• [INSTRUCTION]:
Copy all the material that follows, keeping every character the same.

• [DATA TO USE]:
-- BEGIN --
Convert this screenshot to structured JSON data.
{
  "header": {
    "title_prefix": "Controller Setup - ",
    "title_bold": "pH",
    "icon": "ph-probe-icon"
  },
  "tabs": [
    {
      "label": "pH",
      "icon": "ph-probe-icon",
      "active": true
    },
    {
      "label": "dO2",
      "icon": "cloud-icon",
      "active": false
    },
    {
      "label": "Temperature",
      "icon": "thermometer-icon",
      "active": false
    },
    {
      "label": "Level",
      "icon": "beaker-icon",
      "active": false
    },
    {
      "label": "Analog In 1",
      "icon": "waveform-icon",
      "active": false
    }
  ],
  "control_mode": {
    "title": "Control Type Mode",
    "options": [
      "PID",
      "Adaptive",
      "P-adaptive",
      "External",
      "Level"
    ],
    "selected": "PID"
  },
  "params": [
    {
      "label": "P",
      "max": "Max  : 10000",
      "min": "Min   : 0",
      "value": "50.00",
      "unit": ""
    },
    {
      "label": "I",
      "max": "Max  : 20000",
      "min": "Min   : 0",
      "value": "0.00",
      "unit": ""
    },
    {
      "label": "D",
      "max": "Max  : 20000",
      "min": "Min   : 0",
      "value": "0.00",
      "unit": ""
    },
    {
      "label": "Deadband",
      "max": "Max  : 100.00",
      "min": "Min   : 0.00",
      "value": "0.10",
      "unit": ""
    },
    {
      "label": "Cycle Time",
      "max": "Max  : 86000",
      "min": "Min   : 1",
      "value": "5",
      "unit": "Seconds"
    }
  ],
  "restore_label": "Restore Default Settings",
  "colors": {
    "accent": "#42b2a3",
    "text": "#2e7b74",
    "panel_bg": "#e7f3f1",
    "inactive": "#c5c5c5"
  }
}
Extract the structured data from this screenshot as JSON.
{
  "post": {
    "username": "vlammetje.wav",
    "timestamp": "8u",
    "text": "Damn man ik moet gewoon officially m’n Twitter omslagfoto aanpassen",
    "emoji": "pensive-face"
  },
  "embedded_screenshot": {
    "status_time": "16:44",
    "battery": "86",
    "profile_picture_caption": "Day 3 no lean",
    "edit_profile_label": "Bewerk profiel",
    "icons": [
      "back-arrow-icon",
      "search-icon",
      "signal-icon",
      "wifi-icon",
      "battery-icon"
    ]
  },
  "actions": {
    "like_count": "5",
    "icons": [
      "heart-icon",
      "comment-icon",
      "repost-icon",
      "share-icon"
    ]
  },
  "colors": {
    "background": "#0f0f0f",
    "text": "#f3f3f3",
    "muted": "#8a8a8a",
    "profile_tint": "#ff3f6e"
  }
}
-- END --
• [SOLUTION TO THIS EXERCISE]:
Convert this screenshot to structured JSON data.
{
  "header": {
    "title_prefix": "Controller Setup - ",
    "title_bold": "pH",
    "icon": "ph-probe-icon"
  },
  "tabs": [
    {
      "label": "pH",
      "icon": "ph-probe-icon",
      "active": true
    },
    {
      "label": "dO2",
      "icon": "cloud-icon",
      "active": false
    },
    {
      "label": "Temperature",
      "icon": "thermometer-icon",
      "active": false
    },
    {
      "label": "Level",
      "icon": "beaker-icon",
      "active": false
    },
    {
      "label": "Analog In 1",
      "icon": "waveform-icon",
      "active": false
    }
  ],
  "control_mode": {
    "title": "Control Type Mode",
    "options": [
      "PID",
      "Adaptive",
      "P-adaptive",
      "External",
      "Level"
    ],
    "selected": "PID"
  },
  "params": [
    {
      "label": "P",
      "max": "Max  : 10000",
      "min": "Min   : 0",
      "value": "50.00",
      "unit": ""
    },
    {
      "label": "I",
      "max": "Max  : 20000",
      "min": "Min   : 0",
      "value": "0.00",
      "unit": ""
    },
    {
      "label": "D",
      "max": "Max  : 20000",
      "min": "Min   : 0",
      "value": "0.00",
      "unit": ""
    },
    {
      "label": "Deadband",
      "max": "Max  : 100.00",
      "min": "Min   : 0.00",
      "value": "0.10",
      "unit": ""
    },
    {
      "label": "Cycle Time",
      "max": "Max  : 86000",
      "min": "Min   : 1",
      "value": "5",
      "unit": "Seconds"
    }
  ],
  "restore_label": "Restore Default Settings",
  "colors": {
    "accent": "#42b2a3",
    "text": "#2e7b74",
    "panel_bg": "#e7f3f1",
    "inactive": "#c5c5c5"
  }
}
Extract the structured data from this screenshot as JSON.
{
  "post": {
    "username": "vlammetje.wav",
    "timestamp": "8u",
    "text": "Damn man ik moet gewoon officially m’n Twitter omslagfoto aanpassen",
    "emoji": "pensive-face"
  },
  "embedded_screenshot": {
    "status_time": "16:44",
    "battery": "86",
    "profile_picture_caption": "Day 3 no lean",
    "edit_profile_label": "Bewerk profiel",
    "icons": [
      "back-arrow-icon",
      "search-icon",
      "signal-icon",
      "wifi-icon",
      "battery-icon"
    ]
  },
  "actions": {
    "like_count": "5",
    "icons": [
      "heart-icon",
      "comment-icon",
      "repost-icon",
      "share-icon"
    ]
  },
  "colors": {
    "background": "#0f0f0f",
    "text": "#f3f3f3",
    "muted": "#8a8a8a",
    "profile_tint": "#ff3f6e"
  }
}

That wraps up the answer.